● RECORDS FOR THE EXERCISE
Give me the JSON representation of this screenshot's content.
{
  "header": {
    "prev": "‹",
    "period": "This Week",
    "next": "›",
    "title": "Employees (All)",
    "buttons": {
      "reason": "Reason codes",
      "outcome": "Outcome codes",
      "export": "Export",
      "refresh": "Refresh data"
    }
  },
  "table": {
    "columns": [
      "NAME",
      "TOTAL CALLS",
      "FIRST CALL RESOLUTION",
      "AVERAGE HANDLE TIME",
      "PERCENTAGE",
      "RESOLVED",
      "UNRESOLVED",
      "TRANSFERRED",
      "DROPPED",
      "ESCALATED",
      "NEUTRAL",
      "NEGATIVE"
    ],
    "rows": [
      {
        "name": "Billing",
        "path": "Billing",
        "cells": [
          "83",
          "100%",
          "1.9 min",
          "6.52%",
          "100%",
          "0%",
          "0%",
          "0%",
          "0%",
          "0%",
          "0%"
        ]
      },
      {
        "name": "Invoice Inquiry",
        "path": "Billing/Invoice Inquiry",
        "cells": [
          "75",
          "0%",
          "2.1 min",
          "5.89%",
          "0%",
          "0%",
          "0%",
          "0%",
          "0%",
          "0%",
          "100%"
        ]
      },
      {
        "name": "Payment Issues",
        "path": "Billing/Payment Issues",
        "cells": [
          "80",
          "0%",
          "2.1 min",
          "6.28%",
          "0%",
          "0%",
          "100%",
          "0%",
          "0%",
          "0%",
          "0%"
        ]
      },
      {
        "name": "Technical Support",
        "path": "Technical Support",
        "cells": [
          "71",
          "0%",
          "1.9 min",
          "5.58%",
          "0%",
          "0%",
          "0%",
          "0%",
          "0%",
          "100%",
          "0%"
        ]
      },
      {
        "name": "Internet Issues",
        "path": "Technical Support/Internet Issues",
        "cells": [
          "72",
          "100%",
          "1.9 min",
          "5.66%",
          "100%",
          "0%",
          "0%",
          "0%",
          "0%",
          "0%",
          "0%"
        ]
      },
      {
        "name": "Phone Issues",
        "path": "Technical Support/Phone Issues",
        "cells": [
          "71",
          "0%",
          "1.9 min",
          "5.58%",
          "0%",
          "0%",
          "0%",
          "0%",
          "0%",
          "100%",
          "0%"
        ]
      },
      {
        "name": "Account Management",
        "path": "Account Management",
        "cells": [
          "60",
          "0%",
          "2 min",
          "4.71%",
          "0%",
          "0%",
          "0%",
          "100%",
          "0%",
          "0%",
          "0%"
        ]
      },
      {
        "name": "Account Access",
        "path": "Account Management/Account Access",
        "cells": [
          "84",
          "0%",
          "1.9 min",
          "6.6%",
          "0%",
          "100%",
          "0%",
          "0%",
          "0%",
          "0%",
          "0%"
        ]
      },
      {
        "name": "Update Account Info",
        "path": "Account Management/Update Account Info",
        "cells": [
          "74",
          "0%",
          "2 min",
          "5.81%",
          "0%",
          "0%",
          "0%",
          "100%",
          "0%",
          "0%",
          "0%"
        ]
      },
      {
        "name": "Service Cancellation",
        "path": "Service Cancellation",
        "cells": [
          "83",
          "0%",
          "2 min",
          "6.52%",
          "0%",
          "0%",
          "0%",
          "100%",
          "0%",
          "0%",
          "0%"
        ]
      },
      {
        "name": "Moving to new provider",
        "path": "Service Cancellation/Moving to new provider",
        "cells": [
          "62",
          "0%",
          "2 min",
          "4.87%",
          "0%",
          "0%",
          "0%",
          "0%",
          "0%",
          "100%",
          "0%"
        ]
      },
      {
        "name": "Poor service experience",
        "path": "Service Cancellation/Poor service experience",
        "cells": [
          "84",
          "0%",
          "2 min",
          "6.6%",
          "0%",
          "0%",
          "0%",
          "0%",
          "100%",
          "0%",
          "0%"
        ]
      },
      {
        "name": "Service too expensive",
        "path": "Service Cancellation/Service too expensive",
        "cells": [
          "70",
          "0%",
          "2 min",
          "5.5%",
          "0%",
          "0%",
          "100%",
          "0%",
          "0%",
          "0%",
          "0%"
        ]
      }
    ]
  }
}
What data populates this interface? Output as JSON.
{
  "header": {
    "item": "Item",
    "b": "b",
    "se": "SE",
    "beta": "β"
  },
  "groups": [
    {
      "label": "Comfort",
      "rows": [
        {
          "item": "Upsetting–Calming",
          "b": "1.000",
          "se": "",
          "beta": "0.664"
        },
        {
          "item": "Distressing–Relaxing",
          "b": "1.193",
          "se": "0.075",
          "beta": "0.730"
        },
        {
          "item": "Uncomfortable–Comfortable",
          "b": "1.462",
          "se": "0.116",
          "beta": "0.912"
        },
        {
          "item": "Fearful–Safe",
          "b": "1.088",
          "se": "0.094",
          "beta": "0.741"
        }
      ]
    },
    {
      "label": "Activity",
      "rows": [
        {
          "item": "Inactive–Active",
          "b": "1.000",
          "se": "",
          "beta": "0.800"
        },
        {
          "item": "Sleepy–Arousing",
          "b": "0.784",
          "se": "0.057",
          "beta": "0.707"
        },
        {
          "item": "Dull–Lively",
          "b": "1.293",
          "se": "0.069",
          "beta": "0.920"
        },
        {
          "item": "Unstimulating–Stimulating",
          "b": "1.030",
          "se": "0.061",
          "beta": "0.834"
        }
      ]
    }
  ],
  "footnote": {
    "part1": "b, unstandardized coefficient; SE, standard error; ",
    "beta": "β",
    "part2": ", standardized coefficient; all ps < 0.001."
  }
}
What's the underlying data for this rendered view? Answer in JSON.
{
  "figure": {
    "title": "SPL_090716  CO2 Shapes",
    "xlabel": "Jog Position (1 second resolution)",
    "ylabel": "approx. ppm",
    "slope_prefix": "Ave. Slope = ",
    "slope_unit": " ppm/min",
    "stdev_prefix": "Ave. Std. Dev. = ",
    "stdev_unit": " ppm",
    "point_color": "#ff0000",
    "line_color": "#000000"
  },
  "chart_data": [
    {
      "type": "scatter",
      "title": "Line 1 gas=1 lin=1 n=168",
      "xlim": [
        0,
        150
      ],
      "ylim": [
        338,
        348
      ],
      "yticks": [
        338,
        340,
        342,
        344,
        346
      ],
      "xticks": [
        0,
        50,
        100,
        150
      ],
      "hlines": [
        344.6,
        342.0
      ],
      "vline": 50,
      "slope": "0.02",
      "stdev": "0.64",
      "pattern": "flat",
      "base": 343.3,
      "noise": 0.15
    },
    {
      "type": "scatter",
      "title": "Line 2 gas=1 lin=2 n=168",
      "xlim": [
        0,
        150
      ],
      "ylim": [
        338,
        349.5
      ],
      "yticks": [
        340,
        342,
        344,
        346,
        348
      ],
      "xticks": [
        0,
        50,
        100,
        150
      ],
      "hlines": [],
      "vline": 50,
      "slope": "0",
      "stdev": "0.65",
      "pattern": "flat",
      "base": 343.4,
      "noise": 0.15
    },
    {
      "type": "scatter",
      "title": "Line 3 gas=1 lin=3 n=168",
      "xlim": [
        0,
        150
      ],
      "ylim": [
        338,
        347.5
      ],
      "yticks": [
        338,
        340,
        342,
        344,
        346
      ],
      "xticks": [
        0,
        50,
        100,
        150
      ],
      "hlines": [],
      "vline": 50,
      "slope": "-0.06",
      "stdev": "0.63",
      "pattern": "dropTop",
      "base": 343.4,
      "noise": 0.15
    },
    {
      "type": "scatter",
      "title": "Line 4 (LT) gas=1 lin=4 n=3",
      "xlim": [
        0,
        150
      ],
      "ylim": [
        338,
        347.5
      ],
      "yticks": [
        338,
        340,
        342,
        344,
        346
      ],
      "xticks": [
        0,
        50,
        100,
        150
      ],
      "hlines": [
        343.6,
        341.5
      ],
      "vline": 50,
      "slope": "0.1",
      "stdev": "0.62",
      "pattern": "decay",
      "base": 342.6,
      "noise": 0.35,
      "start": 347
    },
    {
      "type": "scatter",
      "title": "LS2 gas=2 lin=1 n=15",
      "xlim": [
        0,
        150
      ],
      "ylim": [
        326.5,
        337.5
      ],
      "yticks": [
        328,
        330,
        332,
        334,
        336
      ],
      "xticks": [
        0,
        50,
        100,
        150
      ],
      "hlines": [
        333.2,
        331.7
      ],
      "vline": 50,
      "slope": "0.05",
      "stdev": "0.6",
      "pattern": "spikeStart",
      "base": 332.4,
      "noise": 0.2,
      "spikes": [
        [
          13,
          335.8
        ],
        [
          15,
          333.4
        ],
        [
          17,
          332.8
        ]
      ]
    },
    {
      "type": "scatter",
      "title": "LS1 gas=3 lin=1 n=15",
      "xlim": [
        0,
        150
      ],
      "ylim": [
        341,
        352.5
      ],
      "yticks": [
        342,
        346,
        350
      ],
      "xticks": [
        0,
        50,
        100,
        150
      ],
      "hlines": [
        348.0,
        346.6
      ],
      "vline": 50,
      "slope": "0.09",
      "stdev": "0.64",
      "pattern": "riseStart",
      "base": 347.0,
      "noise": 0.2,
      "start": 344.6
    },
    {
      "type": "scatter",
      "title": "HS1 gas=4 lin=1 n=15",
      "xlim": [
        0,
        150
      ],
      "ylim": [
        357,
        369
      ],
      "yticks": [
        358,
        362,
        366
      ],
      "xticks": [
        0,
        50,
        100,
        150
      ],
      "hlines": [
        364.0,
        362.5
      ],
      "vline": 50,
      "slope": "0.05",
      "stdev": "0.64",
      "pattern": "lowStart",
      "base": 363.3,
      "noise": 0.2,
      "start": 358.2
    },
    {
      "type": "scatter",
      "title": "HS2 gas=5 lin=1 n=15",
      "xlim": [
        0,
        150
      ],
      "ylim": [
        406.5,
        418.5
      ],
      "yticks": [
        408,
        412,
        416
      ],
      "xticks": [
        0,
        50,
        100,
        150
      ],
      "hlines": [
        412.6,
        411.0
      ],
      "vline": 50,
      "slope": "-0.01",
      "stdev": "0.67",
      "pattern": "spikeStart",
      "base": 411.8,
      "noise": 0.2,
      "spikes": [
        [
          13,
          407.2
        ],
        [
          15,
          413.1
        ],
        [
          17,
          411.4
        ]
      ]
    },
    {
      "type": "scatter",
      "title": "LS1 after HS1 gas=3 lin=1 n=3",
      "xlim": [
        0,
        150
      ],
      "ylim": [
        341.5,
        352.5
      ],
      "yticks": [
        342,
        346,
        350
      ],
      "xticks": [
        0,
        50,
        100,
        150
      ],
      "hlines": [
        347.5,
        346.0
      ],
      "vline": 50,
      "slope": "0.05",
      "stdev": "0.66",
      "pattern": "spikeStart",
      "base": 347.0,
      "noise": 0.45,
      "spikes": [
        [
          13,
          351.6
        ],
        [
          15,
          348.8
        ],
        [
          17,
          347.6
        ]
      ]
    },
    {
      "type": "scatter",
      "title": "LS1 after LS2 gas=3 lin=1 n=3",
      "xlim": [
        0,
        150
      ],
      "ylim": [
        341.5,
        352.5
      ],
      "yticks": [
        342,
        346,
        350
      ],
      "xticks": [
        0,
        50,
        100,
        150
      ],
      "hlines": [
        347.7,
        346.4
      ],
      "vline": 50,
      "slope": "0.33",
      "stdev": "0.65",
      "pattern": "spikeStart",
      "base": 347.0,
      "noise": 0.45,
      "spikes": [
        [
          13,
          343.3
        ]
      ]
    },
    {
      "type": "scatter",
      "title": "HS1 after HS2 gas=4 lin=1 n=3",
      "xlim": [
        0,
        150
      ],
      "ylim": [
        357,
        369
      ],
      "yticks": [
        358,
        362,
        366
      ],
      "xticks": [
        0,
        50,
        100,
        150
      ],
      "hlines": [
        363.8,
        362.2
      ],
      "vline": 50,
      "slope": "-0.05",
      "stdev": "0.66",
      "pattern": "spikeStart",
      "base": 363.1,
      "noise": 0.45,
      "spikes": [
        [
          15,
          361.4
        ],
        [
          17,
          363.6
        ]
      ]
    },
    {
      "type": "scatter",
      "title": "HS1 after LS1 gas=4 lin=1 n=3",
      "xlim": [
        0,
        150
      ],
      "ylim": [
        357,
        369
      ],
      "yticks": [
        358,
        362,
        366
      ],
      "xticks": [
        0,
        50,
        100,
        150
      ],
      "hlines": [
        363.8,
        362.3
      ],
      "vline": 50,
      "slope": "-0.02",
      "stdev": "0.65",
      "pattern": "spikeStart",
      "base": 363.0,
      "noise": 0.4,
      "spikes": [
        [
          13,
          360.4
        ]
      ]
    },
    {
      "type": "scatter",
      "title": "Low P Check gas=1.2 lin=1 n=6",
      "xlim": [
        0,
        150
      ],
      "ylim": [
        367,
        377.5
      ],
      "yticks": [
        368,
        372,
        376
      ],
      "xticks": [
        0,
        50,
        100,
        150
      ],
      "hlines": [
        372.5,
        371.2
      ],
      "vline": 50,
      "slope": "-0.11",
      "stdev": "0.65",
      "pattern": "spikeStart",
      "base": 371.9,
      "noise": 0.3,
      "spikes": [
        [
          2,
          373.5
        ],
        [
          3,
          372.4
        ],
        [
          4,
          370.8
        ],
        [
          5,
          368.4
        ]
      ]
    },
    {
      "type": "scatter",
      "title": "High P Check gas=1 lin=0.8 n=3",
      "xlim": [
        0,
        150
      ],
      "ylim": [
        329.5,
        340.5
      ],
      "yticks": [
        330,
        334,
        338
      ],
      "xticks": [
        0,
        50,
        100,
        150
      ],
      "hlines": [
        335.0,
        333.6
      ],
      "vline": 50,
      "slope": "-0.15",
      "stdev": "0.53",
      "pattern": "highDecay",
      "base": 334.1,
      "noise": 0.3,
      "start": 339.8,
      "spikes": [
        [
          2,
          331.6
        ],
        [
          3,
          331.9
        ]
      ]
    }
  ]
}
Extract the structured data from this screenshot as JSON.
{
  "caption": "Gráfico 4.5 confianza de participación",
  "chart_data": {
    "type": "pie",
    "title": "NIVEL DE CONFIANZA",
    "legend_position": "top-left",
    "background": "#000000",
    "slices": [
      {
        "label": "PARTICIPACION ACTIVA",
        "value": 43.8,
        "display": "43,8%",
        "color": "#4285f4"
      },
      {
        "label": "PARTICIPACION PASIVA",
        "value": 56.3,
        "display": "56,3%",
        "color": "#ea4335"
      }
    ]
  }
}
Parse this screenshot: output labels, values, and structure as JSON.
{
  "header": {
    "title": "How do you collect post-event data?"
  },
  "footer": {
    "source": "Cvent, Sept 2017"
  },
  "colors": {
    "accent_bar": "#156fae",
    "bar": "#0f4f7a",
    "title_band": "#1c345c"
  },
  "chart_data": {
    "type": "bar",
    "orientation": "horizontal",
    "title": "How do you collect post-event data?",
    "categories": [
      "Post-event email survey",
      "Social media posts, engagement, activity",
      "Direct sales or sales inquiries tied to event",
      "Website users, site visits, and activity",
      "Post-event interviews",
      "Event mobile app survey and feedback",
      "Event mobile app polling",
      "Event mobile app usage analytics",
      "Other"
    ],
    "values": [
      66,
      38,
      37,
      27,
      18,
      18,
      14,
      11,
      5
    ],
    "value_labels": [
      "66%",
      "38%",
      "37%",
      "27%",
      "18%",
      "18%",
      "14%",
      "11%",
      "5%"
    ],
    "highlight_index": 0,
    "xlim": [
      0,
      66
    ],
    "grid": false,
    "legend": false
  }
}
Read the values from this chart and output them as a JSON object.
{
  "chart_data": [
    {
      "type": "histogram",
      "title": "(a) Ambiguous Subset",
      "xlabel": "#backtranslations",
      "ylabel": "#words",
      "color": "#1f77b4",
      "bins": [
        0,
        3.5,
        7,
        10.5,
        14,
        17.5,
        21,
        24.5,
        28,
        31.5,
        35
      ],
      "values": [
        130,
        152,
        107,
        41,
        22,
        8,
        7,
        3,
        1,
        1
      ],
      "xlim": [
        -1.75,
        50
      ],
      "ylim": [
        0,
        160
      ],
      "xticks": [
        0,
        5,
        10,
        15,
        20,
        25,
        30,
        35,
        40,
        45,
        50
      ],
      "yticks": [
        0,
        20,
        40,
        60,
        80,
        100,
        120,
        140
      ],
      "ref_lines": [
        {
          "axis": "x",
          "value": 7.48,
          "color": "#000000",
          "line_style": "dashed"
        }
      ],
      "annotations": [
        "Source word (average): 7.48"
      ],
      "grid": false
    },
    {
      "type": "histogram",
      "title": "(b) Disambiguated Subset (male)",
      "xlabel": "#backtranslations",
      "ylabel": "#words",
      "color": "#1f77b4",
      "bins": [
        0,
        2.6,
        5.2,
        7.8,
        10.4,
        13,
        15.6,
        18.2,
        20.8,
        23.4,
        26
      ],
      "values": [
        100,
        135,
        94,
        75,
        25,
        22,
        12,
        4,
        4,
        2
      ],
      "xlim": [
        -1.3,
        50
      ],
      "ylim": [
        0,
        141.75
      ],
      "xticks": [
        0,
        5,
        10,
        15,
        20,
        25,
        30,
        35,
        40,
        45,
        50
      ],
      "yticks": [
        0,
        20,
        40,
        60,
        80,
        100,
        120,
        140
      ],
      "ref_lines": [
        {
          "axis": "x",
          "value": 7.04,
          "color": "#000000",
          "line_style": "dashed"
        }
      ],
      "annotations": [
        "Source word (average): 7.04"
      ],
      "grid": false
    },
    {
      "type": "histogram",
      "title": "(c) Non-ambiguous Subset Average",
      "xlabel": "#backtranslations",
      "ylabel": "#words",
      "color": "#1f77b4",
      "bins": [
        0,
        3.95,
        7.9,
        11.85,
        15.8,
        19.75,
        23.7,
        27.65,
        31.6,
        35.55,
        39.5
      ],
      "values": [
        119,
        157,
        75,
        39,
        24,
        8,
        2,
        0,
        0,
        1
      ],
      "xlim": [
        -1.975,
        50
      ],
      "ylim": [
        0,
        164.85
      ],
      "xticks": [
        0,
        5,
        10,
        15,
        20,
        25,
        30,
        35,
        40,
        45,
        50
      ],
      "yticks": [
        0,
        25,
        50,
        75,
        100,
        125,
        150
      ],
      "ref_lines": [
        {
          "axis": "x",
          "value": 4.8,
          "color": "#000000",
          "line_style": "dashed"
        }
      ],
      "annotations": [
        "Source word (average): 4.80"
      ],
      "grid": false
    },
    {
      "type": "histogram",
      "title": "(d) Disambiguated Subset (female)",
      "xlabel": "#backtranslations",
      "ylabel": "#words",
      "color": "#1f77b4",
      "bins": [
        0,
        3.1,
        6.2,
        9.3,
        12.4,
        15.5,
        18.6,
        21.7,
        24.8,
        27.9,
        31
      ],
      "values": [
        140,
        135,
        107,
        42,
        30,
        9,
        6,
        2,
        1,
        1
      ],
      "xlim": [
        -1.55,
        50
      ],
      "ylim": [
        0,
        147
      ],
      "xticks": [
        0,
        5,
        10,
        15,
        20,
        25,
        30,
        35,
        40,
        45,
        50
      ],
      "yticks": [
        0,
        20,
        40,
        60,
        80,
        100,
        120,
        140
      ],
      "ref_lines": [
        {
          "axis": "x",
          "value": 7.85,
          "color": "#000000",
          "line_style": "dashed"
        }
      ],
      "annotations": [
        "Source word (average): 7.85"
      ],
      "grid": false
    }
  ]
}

● EXERCISE
Pick out each line above that includes "survey" and show it.

● TASK OUTPUT
      "Post-event email survey",
      "Event mobile app survey and feedback",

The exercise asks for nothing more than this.